# [Exercise objective]
Return all lines that include the string "properties".
┌──
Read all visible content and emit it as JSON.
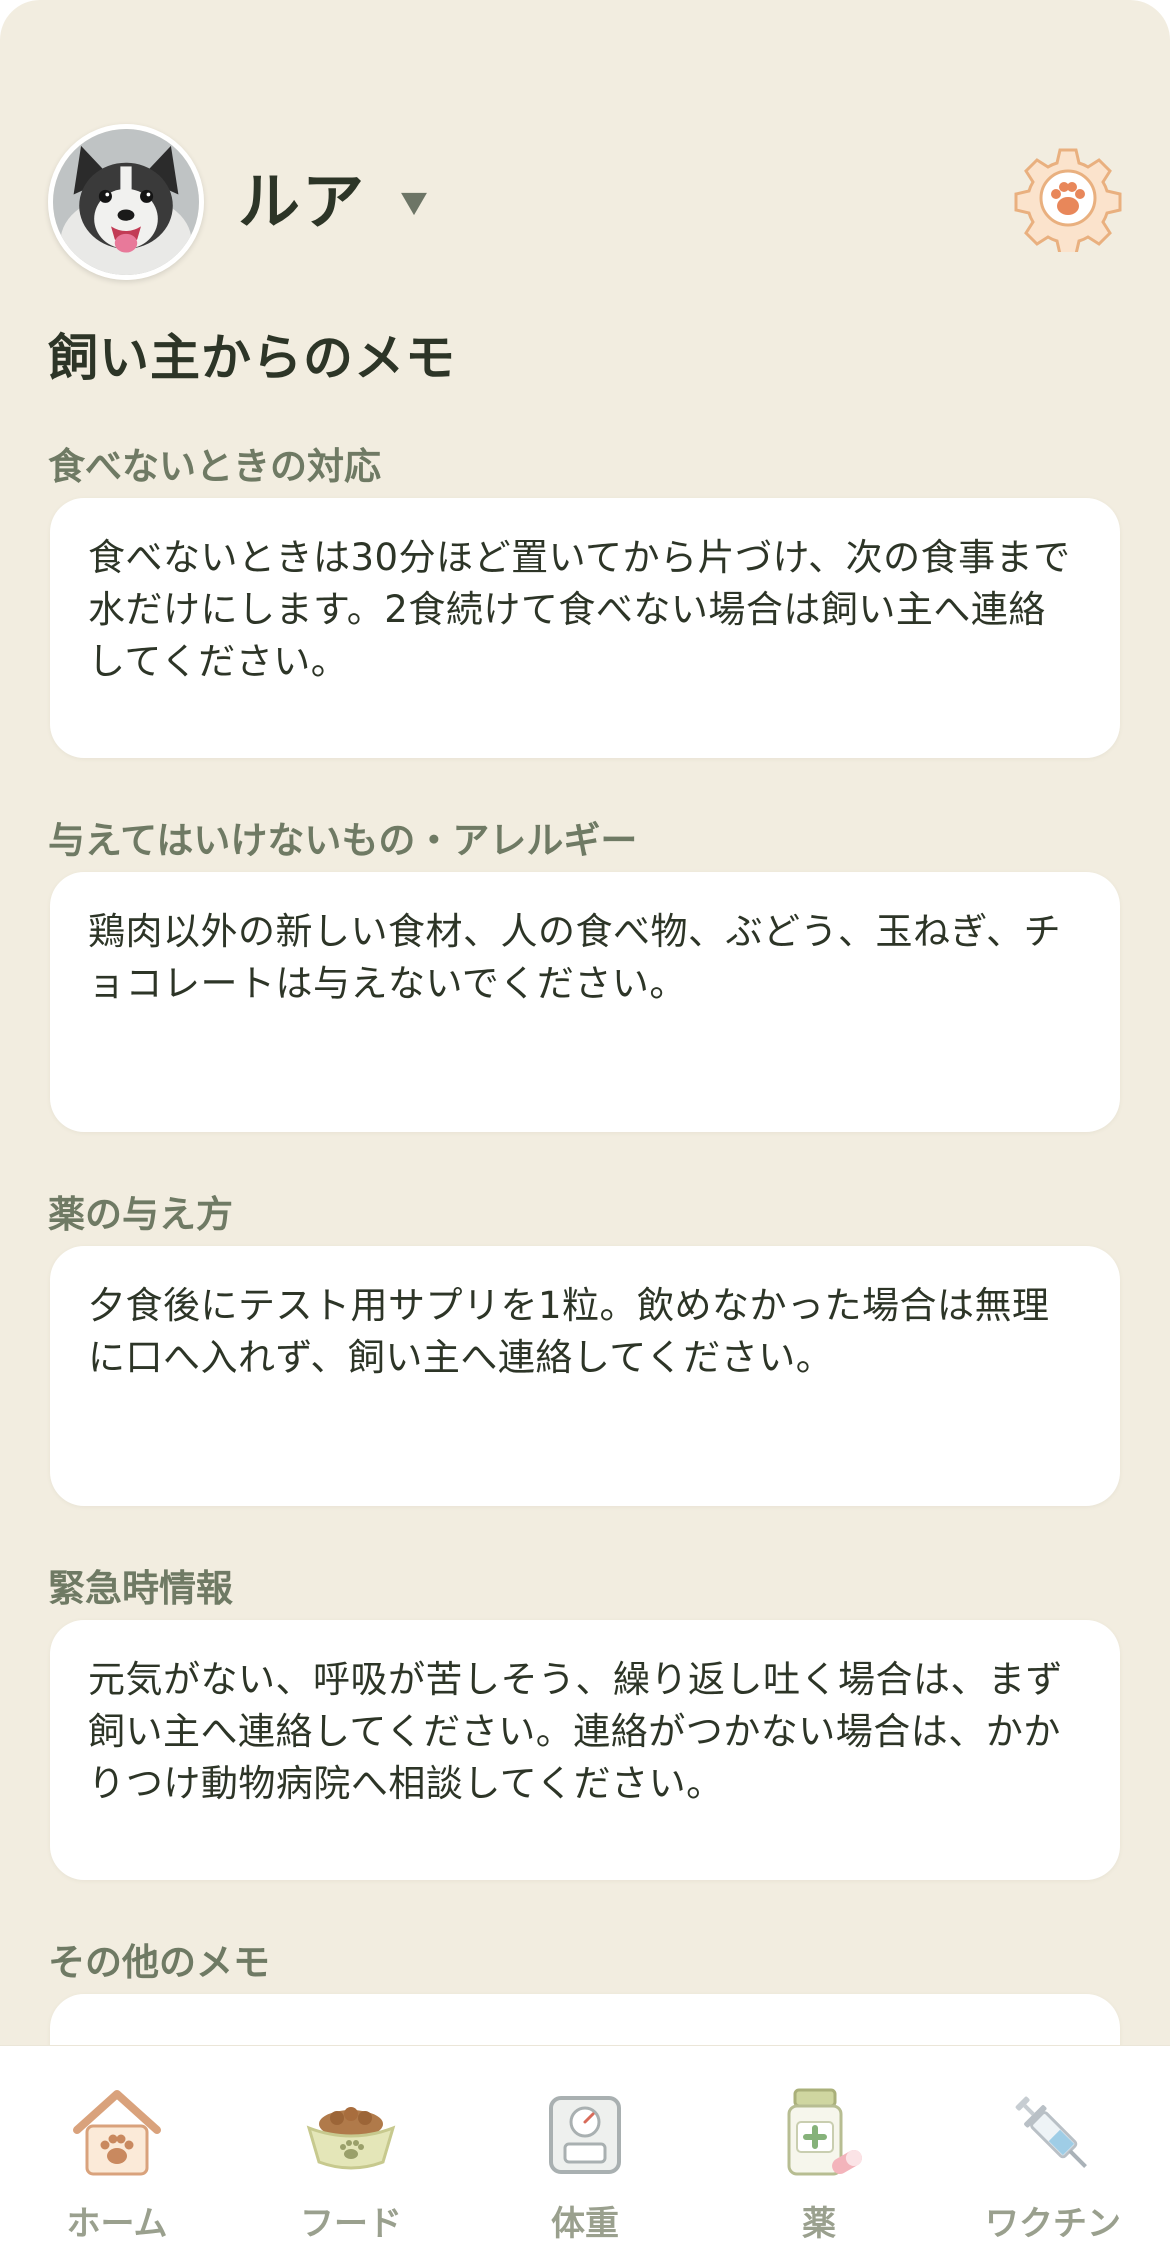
{
  "pet": {
    "name": "ルア",
    "dropdown_icon": "triangle-down-icon"
  },
  "header": {
    "settings_icon": "paw-gear-icon"
  },
  "page": {
    "title": "飼い主からのメモ"
  },
  "sections": [
    {
      "label": "食べないときの対応",
      "text": "食べないときは30分ほど置いてから片づけ、次の食事まで水だけにします。2食続けて食べない場合は飼い主へ連絡してください。"
    },
    {
      "label": "与えてはいけないもの・アレルギー",
      "text": "鶏肉以外の新しい食材、人の食べ物、ぶどう、玉ねぎ、チョコレートは与えないでください。"
    },
    {
      "label": "薬の与え方",
      "text": "夕食後にテスト用サプリを1粒。飲めなかった場合は無理に口へ入れず、飼い主へ連絡してください。"
    },
    {
      "label": "緊急時情報",
      "text": "元気がない、呼吸が苦しそう、繰り返し吐く場合は、まず飼い主へ連絡してください。連絡がつかない場合は、かかりつけ動物病院へ相談してください。"
    },
    {
      "label": "その他のメモ",
      "text": ""
    }
  ],
  "nav": [
    {
      "label": "ホーム",
      "icon": "house-paw-icon"
    },
    {
      "label": "フード",
      "icon": "food-bowl-icon"
    },
    {
      "label": "体重",
      "icon": "scale-icon"
    },
    {
      "label": "薬",
      "icon": "medicine-bottle-icon"
    },
    {
      "label": "ワクチン",
      "icon": "syringe-icon"
    }
  ],
  "colors": {
    "background": "#f2ede0",
    "card": "#ffffff",
    "text_dark": "#2d3527",
    "label_muted": "#6f7a64",
    "nav_label": "#9aa08e",
    "accent_orange": "#f0b07a"
  }
}
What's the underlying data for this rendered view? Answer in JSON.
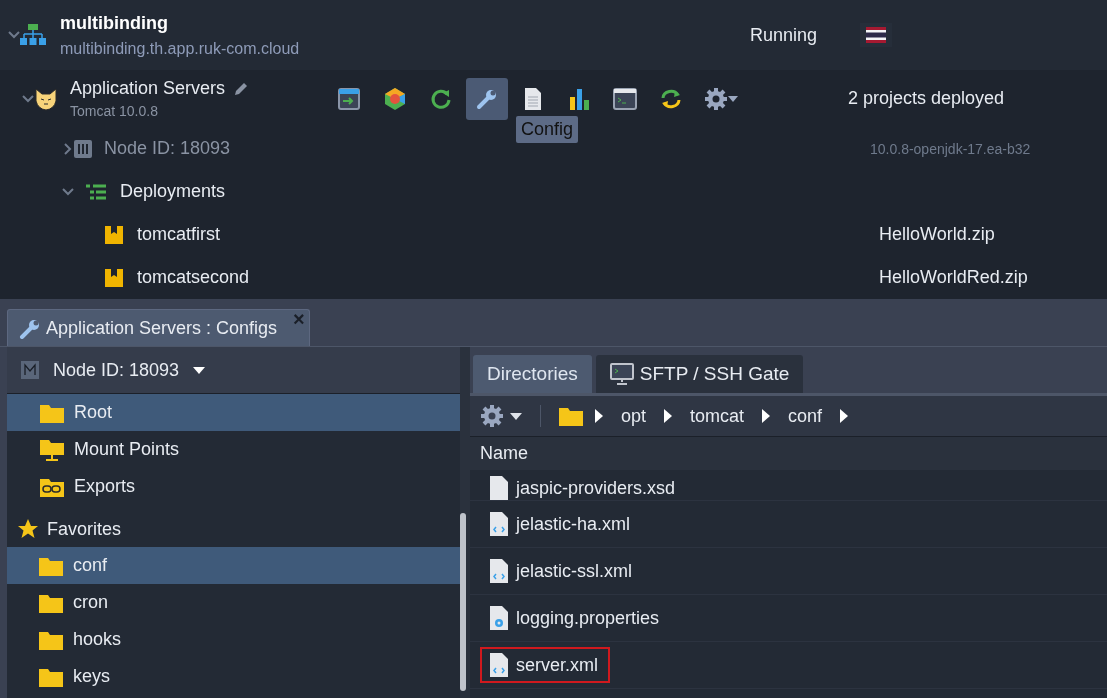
{
  "environment": {
    "name": "multibinding",
    "domain": "multibinding.th.app.ruk-com.cloud",
    "status": "Running",
    "expanded": true
  },
  "node_group": {
    "name": "Application Servers",
    "version": "Tomcat 10.0.8",
    "expanded": true,
    "summary": "2 projects deployed",
    "tooltip": "Config",
    "toolbar": [
      {
        "kind": "open",
        "selected": false
      },
      {
        "kind": "topology",
        "selected": false
      },
      {
        "kind": "restart",
        "selected": false
      },
      {
        "kind": "config",
        "selected": true
      },
      {
        "kind": "log",
        "selected": false
      },
      {
        "kind": "stats",
        "selected": false
      },
      {
        "kind": "terminal",
        "selected": false
      },
      {
        "kind": "redeploy",
        "selected": false
      },
      {
        "kind": "settings",
        "selected": false
      }
    ]
  },
  "node": {
    "label": "Node ID: 18093",
    "version": "10.0.8-openjdk-17.ea-b32",
    "expanded": false
  },
  "deployments": {
    "label": "Deployments",
    "expanded": true,
    "items": [
      {
        "name": "tomcatfirst",
        "archive": "HelloWorld.zip"
      },
      {
        "name": "tomcatsecond",
        "archive": "HelloWorldRed.zip"
      }
    ]
  },
  "config_tab": {
    "title": "Application Servers : Configs",
    "close": "×"
  },
  "sidebar": {
    "node_selector": "Node ID: 18093",
    "items": [
      {
        "label": "Root",
        "kind": "folder",
        "selected": true
      },
      {
        "label": "Mount Points",
        "kind": "mount",
        "selected": false
      },
      {
        "label": "Exports",
        "kind": "export",
        "selected": false
      }
    ],
    "favorites": {
      "label": "Favorites",
      "items": [
        {
          "label": "conf",
          "selected": true
        },
        {
          "label": "cron",
          "selected": false
        },
        {
          "label": "hooks",
          "selected": false
        },
        {
          "label": "keys",
          "selected": false
        }
      ]
    }
  },
  "browser": {
    "tabs": [
      {
        "label": "Directories",
        "kind": "plain",
        "selected": true
      },
      {
        "label": "SFTP / SSH Gate",
        "kind": "terminal",
        "selected": false
      }
    ],
    "breadcrumb": [
      "opt",
      "tomcat",
      "conf"
    ],
    "column": "Name",
    "files": [
      {
        "name": "jaspic-providers.xsd",
        "kind": "plain",
        "highlighted": false
      },
      {
        "name": "jelastic-ha.xml",
        "kind": "xml",
        "highlighted": false
      },
      {
        "name": "jelastic-ssl.xml",
        "kind": "xml",
        "highlighted": false
      },
      {
        "name": "logging.properties",
        "kind": "properties",
        "highlighted": false
      },
      {
        "name": "server.xml",
        "kind": "xml",
        "highlighted": true
      }
    ]
  }
}
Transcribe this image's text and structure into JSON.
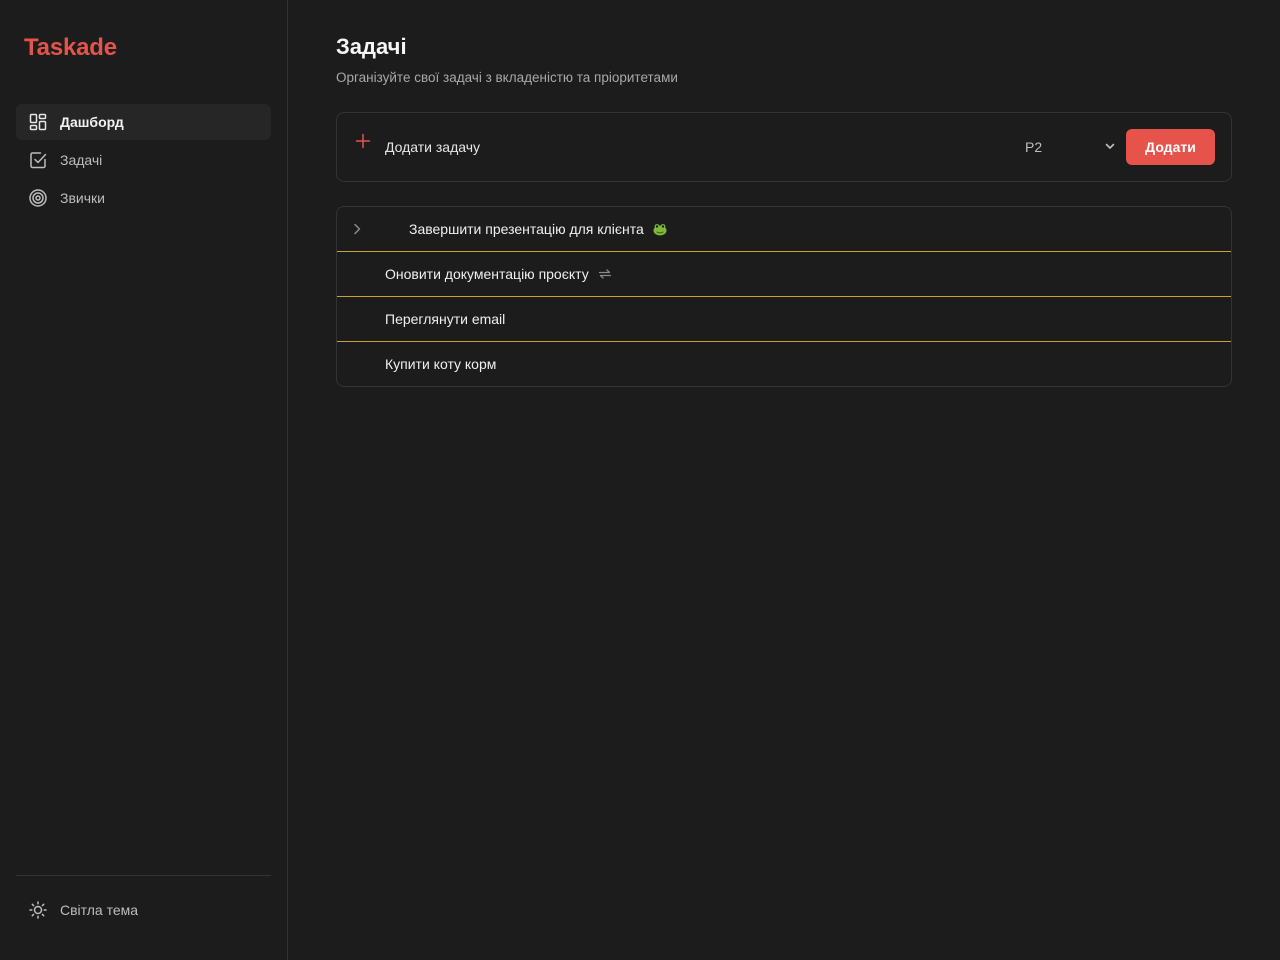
{
  "app": {
    "name": "Taskade"
  },
  "sidebar": {
    "items": [
      {
        "label": "Дашборд",
        "icon": "dashboard-icon",
        "active": true
      },
      {
        "label": "Задачі",
        "icon": "checkbox-icon",
        "active": false
      },
      {
        "label": "Звички",
        "icon": "target-icon",
        "active": false
      }
    ],
    "theme_toggle": {
      "label": "Світла тема",
      "icon": "sun-icon"
    }
  },
  "main": {
    "title": "Задачі",
    "subtitle": "Організуйте свої задачі з вкладеністю та пріоритетами",
    "add_task": {
      "placeholder": "Додати задачу",
      "priority": "P2",
      "button": "Додати"
    },
    "tasks": [
      {
        "title": "Завершити презентацію для клієнта",
        "expandable": true,
        "badge": "frog-icon"
      },
      {
        "title": "Оновити документацію проєкту",
        "expandable": false,
        "badge": "repeat-icon"
      },
      {
        "title": "Переглянути email",
        "expandable": false,
        "badge": ""
      },
      {
        "title": "Купити коту корм",
        "expandable": false,
        "badge": ""
      }
    ]
  },
  "colors": {
    "accent": "#e5534b",
    "background": "#1c1c1c",
    "task_separator": "#c9a227"
  }
}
└──
# [Result]
        "name": "logging.properties",
        "kind": "properties",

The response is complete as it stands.